WRITTEN PROBLEM: From the listing below, tally the lines that include "számokat". Return only the total.

---------- GIVEN DATA

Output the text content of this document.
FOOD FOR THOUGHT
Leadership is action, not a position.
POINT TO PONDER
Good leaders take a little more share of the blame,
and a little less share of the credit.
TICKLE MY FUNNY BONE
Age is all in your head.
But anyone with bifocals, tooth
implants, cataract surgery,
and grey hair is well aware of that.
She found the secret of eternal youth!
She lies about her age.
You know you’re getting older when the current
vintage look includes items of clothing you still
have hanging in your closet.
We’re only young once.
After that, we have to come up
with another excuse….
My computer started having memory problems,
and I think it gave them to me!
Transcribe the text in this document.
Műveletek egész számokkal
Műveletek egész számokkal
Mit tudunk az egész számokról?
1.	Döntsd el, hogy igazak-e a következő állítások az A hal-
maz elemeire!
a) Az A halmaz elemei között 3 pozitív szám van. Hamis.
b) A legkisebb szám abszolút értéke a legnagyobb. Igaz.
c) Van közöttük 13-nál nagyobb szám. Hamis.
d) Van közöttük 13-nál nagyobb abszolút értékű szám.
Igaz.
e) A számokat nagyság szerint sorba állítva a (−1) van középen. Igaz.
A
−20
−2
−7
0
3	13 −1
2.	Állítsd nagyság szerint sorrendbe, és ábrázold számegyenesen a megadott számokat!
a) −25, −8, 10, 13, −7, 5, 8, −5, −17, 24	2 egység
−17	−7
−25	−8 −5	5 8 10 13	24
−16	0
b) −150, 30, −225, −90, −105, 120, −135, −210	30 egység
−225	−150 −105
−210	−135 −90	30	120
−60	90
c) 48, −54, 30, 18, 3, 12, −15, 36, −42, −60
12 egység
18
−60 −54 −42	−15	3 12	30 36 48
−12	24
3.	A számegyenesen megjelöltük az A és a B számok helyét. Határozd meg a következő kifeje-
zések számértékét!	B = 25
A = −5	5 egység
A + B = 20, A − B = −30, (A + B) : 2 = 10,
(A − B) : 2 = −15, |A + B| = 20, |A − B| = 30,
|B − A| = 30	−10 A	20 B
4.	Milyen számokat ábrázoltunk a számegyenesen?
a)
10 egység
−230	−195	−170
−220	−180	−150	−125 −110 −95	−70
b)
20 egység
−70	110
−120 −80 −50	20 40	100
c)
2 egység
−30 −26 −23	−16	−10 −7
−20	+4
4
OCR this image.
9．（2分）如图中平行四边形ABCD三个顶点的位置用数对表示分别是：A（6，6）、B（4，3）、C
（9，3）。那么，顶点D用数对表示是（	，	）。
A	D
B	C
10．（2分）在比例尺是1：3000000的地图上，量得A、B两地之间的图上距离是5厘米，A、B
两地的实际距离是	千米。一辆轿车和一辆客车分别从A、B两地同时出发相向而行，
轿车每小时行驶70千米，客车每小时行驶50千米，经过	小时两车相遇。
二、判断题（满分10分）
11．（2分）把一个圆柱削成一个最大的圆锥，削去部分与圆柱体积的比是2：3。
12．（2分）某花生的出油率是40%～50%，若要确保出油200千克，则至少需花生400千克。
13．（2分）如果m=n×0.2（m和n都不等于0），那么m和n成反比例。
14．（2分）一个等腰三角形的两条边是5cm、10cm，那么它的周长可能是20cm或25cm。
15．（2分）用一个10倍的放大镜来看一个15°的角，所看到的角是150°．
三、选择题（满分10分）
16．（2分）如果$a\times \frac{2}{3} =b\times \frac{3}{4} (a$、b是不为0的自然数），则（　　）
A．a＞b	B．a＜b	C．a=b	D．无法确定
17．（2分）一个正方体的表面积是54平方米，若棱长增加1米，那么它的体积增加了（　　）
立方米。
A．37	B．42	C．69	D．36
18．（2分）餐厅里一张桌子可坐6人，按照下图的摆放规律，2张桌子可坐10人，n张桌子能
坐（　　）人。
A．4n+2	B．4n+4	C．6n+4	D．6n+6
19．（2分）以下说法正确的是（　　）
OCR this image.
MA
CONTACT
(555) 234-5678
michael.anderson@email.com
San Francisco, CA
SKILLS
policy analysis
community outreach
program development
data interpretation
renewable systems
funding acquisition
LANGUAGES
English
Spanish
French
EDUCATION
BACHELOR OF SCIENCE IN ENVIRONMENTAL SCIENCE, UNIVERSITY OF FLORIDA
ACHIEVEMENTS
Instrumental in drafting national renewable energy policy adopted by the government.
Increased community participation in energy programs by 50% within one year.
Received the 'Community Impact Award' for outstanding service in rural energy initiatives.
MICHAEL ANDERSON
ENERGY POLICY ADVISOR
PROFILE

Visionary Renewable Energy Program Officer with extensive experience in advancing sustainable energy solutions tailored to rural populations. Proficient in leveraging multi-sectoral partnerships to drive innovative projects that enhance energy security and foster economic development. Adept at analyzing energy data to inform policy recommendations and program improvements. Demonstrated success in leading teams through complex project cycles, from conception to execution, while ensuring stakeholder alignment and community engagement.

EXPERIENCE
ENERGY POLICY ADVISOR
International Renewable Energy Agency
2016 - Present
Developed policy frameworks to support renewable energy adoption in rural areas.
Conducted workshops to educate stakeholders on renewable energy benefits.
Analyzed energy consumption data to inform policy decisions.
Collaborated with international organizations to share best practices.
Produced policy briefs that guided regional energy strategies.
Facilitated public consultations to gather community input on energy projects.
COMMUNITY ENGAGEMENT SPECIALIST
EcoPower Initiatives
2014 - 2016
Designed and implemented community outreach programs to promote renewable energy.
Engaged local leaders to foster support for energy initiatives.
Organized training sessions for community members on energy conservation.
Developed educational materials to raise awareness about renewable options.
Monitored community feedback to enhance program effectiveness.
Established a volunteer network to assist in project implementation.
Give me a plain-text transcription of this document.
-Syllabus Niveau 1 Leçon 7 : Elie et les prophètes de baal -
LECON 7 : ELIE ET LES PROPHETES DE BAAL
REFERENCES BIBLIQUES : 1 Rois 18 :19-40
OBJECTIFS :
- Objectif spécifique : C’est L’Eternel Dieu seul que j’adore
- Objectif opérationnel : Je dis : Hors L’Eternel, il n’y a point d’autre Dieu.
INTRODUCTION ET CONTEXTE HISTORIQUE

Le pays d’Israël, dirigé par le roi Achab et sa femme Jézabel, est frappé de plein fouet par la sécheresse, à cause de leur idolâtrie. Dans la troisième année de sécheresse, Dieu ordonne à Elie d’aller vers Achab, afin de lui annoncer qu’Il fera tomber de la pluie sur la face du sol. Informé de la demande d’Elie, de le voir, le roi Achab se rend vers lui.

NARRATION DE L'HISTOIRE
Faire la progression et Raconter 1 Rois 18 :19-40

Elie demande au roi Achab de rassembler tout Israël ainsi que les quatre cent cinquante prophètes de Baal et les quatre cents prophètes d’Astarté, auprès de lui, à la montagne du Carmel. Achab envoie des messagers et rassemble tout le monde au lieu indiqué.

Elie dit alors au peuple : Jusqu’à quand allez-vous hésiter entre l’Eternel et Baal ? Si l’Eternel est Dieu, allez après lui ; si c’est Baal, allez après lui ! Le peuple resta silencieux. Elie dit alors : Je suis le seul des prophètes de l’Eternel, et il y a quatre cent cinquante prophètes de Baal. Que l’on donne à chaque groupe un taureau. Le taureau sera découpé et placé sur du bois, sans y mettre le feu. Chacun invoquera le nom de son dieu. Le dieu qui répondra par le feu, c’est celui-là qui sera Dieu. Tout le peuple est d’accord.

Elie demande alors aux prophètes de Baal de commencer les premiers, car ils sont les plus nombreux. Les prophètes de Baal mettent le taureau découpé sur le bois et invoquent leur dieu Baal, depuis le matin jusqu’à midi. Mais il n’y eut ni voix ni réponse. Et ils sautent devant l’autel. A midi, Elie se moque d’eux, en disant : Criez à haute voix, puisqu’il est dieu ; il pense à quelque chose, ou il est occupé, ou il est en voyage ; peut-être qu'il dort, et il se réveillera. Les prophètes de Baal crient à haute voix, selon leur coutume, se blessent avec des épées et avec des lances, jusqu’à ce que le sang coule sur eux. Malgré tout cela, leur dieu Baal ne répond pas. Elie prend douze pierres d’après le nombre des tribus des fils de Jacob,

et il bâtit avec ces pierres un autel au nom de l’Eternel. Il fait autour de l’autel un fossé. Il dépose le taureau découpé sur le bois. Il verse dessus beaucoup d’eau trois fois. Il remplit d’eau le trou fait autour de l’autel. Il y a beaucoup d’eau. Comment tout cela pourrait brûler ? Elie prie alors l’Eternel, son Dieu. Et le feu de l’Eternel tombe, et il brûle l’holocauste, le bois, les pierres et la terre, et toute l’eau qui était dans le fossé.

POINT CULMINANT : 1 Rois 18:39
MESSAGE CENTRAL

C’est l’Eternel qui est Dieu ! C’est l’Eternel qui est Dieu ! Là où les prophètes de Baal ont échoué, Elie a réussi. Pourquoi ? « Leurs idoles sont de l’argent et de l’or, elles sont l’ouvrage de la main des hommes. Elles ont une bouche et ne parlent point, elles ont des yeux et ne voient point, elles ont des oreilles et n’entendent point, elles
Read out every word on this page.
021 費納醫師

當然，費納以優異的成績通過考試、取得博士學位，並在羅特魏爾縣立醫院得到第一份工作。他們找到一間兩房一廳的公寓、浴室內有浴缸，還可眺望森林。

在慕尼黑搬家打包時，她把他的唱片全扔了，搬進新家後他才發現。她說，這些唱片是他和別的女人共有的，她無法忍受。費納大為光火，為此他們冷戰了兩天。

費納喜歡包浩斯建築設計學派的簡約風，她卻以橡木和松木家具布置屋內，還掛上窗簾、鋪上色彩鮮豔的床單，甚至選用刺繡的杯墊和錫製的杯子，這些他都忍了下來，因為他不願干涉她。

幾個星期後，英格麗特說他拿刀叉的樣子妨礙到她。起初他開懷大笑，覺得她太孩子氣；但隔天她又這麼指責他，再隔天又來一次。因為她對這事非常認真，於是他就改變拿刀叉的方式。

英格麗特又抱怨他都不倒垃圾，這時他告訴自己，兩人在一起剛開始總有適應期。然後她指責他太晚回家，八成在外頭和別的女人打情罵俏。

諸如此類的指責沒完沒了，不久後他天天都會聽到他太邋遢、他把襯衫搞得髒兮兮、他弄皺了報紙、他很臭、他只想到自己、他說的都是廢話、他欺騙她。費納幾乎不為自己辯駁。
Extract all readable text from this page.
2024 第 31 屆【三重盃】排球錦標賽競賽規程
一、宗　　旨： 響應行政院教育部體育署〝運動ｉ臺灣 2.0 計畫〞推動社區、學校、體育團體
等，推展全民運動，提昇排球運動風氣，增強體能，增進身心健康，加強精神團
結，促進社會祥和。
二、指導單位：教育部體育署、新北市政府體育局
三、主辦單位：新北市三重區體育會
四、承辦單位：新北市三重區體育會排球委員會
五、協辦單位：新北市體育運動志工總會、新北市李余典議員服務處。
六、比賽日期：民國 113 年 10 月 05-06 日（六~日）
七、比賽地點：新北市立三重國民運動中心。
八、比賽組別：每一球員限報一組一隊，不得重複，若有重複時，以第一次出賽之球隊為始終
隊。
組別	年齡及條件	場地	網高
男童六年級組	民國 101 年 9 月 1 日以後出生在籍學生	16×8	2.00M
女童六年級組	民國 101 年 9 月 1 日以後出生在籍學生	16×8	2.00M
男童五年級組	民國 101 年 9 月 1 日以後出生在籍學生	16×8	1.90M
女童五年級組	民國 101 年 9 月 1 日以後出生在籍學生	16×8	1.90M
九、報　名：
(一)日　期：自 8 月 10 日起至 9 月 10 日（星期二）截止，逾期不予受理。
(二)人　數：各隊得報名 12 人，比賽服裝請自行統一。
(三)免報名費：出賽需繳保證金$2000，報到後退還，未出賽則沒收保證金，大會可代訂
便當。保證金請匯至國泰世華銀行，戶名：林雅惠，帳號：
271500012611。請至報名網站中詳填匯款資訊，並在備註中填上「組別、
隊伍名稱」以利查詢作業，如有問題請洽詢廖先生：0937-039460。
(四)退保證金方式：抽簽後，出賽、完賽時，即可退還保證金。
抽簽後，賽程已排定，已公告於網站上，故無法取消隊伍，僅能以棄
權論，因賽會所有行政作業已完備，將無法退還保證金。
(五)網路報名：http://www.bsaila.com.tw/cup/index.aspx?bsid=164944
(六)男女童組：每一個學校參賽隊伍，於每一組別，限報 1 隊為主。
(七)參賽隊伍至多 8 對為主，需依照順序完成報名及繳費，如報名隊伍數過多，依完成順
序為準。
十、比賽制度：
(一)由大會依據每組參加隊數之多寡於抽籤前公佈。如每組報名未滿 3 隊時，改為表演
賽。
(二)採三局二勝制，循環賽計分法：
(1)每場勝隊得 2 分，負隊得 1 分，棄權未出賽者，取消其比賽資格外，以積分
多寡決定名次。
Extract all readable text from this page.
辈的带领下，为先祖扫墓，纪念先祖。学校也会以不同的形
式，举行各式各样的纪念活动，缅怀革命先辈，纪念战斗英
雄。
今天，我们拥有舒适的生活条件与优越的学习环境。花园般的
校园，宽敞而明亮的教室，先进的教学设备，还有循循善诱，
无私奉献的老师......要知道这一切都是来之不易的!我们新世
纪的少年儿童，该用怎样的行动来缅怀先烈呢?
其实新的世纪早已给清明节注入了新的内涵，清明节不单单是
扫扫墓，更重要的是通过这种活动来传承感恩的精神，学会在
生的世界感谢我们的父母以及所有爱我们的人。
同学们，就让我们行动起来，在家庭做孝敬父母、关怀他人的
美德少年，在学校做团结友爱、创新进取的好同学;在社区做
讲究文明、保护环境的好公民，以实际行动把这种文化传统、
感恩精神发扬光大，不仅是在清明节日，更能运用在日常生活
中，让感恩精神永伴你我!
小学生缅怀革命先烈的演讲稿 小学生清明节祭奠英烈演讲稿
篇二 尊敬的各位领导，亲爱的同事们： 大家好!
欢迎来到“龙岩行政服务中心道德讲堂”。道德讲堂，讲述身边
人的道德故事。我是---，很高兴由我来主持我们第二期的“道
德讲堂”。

--------------------

RESULT OF THIS EXERCISE: 3